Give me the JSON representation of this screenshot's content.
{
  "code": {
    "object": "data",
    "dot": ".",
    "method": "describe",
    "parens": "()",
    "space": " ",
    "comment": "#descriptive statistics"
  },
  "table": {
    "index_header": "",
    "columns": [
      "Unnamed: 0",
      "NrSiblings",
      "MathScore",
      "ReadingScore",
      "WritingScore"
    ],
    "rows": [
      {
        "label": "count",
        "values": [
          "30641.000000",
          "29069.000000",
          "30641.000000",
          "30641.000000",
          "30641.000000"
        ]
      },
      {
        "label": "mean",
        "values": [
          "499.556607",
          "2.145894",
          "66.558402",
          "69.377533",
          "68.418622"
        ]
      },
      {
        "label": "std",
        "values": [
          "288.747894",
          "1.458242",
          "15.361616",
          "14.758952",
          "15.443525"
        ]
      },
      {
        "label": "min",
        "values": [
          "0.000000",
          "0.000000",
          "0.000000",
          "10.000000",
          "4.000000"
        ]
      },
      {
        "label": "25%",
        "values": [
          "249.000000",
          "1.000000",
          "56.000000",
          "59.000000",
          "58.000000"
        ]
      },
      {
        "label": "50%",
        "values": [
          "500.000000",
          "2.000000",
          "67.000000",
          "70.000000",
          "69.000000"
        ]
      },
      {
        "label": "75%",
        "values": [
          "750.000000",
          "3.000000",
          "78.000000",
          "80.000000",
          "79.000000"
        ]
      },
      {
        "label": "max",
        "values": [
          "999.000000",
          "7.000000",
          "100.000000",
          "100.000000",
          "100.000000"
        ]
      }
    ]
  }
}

———

_Work instructions:_ Copy out all of the data exactly, leaving nothing out.

_Solution:_
Give me the JSON representation of this screenshot's content.
{
  "code": {
    "object": "data",
    "dot": ".",
    "method": "describe",
    "parens": "()",
    "space": " ",
    "comment": "#descriptive statistics"
  },
  "table": {
    "index_header": "",
    "columns": [
      "Unnamed: 0",
      "NrSiblings",
      "MathScore",
      "ReadingScore",
      "WritingScore"
    ],
    "rows": [
      {
        "label": "count",
        "values": [
          "30641.000000",
          "29069.000000",
          "30641.000000",
          "30641.000000",
          "30641.000000"
        ]
      },
      {
        "label": "mean",
        "values": [
          "499.556607",
          "2.145894",
          "66.558402",
          "69.377533",
          "68.418622"
        ]
      },
      {
        "label": "std",
        "values": [
          "288.747894",
          "1.458242",
          "15.361616",
          "14.758952",
          "15.443525"
        ]
      },
      {
        "label": "min",
        "values": [
          "0.000000",
          "0.000000",
          "0.000000",
          "10.000000",
          "4.000000"
        ]
      },
      {
        "label": "25%",
        "values": [
          "249.000000",
          "1.000000",
          "56.000000",
          "59.000000",
          "58.000000"
        ]
      },
      {
        "label": "50%",
        "values": [
          "500.000000",
          "2.000000",
          "67.000000",
          "70.000000",
          "69.000000"
        ]
      },
      {
        "label": "75%",
        "values": [
          "750.000000",
          "3.000000",
          "78.000000",
          "80.000000",
          "79.000000"
        ]
      },
      {
        "label": "max",
        "values": [
          "999.000000",
          "7.000000",
          "100.000000",
          "100.000000",
          "100.000000"
        ]
      }
    ]
  }
}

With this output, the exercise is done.